| Exercise material |

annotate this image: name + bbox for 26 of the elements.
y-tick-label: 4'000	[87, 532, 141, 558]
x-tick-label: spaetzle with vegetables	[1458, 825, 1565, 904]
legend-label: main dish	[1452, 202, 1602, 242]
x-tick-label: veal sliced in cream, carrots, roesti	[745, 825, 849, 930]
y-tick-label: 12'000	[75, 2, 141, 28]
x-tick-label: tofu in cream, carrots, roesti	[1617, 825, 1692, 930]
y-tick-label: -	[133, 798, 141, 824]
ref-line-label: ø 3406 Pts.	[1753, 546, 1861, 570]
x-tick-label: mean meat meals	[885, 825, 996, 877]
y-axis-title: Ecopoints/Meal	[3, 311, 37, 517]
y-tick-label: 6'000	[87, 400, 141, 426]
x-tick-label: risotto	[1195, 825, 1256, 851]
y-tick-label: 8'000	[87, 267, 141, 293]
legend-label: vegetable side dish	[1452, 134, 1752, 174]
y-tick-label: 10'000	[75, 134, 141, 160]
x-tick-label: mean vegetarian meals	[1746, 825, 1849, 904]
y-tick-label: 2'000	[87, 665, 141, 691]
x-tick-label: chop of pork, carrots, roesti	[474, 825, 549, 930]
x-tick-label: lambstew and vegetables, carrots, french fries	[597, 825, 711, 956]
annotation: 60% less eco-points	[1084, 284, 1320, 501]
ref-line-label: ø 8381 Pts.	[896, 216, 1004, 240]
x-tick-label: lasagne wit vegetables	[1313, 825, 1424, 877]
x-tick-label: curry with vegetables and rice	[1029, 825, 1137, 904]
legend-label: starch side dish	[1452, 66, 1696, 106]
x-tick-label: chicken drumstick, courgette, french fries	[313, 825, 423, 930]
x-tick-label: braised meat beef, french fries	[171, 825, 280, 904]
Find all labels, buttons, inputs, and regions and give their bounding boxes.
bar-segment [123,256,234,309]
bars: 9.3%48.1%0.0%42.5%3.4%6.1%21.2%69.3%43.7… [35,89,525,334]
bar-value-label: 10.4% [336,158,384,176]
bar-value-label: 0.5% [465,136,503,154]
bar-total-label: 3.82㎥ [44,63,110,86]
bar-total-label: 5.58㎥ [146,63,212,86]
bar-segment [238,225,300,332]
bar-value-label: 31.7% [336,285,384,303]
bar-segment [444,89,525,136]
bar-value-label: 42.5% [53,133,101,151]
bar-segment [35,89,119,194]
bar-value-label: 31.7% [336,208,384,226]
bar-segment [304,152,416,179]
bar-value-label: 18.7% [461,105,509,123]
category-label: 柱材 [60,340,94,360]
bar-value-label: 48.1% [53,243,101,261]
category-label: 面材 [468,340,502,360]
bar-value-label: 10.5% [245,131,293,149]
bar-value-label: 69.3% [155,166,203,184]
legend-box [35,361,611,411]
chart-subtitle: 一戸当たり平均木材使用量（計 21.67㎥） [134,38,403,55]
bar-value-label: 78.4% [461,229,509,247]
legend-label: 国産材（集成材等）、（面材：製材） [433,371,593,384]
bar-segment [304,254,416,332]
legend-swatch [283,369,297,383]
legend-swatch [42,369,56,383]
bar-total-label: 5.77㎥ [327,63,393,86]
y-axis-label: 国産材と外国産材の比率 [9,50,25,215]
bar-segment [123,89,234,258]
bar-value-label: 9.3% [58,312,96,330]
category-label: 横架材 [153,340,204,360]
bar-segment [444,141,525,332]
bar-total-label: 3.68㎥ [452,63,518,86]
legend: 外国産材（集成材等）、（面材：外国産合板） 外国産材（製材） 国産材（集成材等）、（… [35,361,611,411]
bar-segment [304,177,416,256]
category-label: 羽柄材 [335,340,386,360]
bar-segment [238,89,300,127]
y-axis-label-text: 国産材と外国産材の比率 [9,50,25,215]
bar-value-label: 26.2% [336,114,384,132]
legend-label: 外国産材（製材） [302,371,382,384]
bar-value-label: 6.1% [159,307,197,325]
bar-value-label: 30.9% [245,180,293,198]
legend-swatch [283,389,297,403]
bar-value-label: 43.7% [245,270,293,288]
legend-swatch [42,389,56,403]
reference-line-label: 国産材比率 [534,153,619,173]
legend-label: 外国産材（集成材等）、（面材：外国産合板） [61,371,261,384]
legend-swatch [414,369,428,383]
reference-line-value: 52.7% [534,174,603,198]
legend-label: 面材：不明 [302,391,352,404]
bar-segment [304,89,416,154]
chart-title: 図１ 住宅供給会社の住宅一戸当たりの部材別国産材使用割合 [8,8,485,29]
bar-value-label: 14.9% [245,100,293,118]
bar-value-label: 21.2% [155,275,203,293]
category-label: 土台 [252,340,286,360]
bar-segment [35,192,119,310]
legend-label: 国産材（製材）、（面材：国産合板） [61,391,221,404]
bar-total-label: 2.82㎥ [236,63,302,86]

| Requirement |
Copy out every line of the records above without changing anything, leaving nothing out and adding nothing.

| Completed task |
annotate this image: name + bbox for 26 of the elements.
y-tick-label: 4'000	[87, 532, 141, 558]
x-tick-label: spaetzle with vegetables	[1458, 825, 1565, 904]
legend-label: main dish	[1452, 202, 1602, 242]
x-tick-label: veal sliced in cream, carrots, roesti	[745, 825, 849, 930]
y-tick-label: 12'000	[75, 2, 141, 28]
x-tick-label: tofu in cream, carrots, roesti	[1617, 825, 1692, 930]
y-tick-label: -	[133, 798, 141, 824]
ref-line-label: ø 3406 Pts.	[1753, 546, 1861, 570]
x-tick-label: mean meat meals	[885, 825, 996, 877]
y-axis-title: Ecopoints/Meal	[3, 311, 37, 517]
y-tick-label: 6'000	[87, 400, 141, 426]
x-tick-label: risotto	[1195, 825, 1256, 851]
y-tick-label: 8'000	[87, 267, 141, 293]
legend-label: vegetable side dish	[1452, 134, 1752, 174]
y-tick-label: 10'000	[75, 134, 141, 160]
x-tick-label: mean vegetarian meals	[1746, 825, 1849, 904]
y-tick-label: 2'000	[87, 665, 141, 691]
x-tick-label: chop of pork, carrots, roesti	[474, 825, 549, 930]
x-tick-label: lambstew and vegetables, carrots, french fries	[597, 825, 711, 956]
annotation: 60% less eco-points	[1084, 284, 1320, 501]
ref-line-label: ø 8381 Pts.	[896, 216, 1004, 240]
x-tick-label: lasagne wit vegetables	[1313, 825, 1424, 877]
x-tick-label: curry with vegetables and rice	[1029, 825, 1137, 904]
legend-label: starch side dish	[1452, 66, 1696, 106]
x-tick-label: chicken drumstick, courgette, french fries	[313, 825, 423, 930]
x-tick-label: braised meat beef, french fries	[171, 825, 280, 904]
Find all labels, buttons, inputs, and regions and give their bounding boxes.
bar-segment [123,256,234,309]
bars: 9.3%48.1%0.0%42.5%3.4%6.1%21.2%69.3%43.7… [35,89,525,334]
bar-value-label: 10.4% [336,158,384,176]
bar-value-label: 0.5% [465,136,503,154]
bar-total-label: 3.82㎥ [44,63,110,86]
bar-total-label: 5.58㎥ [146,63,212,86]
bar-segment [238,225,300,332]
bar-value-label: 31.7% [336,285,384,303]
bar-segment [444,89,525,136]
bar-value-label: 42.5% [53,133,101,151]
bar-segment [35,89,119,194]
bar-value-label: 31.7% [336,208,384,226]
bar-segment [304,152,416,179]
bar-value-label: 18.7% [461,105,509,123]
category-label: 柱材 [60,340,94,360]
bar-value-label: 48.1% [53,243,101,261]
category-label: 面材 [468,340,502,360]
bar-value-label: 10.5% [245,131,293,149]
bar-value-label: 69.3% [155,166,203,184]
legend-box [35,361,611,411]
chart-subtitle: 一戸当たり平均木材使用量（計 21.67㎥） [134,38,403,55]
bar-value-label: 78.4% [461,229,509,247]
legend-label: 国産材（集成材等）、（面材：製材） [433,371,593,384]
bar-segment [304,254,416,332]
legend-swatch [283,369,297,383]
legend-swatch [42,369,56,383]
bar-total-label: 5.77㎥ [327,63,393,86]
y-axis-label: 国産材と外国産材の比率 [9,50,25,215]
bar-segment [123,89,234,258]
bar-value-label: 9.3% [58,312,96,330]
category-label: 横架材 [153,340,204,360]
bar-segment [444,141,525,332]
bar-total-label: 3.68㎥ [452,63,518,86]
legend: 外国産材（集成材等）、（面材：外国産合板） 外国産材（製材） 国産材（集成材等）、（… [35,361,611,411]
bar-segment [304,177,416,256]
category-label: 羽柄材 [335,340,386,360]
bar-segment [238,89,300,127]
y-axis-label-text: 国産材と外国産材の比率 [9,50,25,215]
bar-value-label: 26.2% [336,114,384,132]
legend-label: 外国産材（製材） [302,371,382,384]
bar-value-label: 6.1% [159,307,197,325]
bar-value-label: 30.9% [245,180,293,198]
legend-swatch [283,389,297,403]
bar-value-label: 43.7% [245,270,293,288]
legend-swatch [42,389,56,403]
reference-line-label: 国産材比率 [534,153,619,173]
legend-label: 外国産材（集成材等）、（面材：外国産合板） [61,371,261,384]
legend-swatch [414,369,428,383]
reference-line-value: 52.7% [534,174,603,198]
legend-label: 面材：不明 [302,391,352,404]
bar-segment [304,89,416,154]
chart-title: 図１ 住宅供給会社の住宅一戸当たりの部材別国産材使用割合 [8,8,485,29]
bar-value-label: 14.9% [245,100,293,118]
bar-value-label: 21.2% [155,275,203,293]
category-label: 土台 [252,340,286,360]
bar-segment [35,192,119,310]
legend-label: 国産材（製材）、（面材：国産合板） [61,391,221,404]
bar-total-label: 2.82㎥ [236,63,302,86]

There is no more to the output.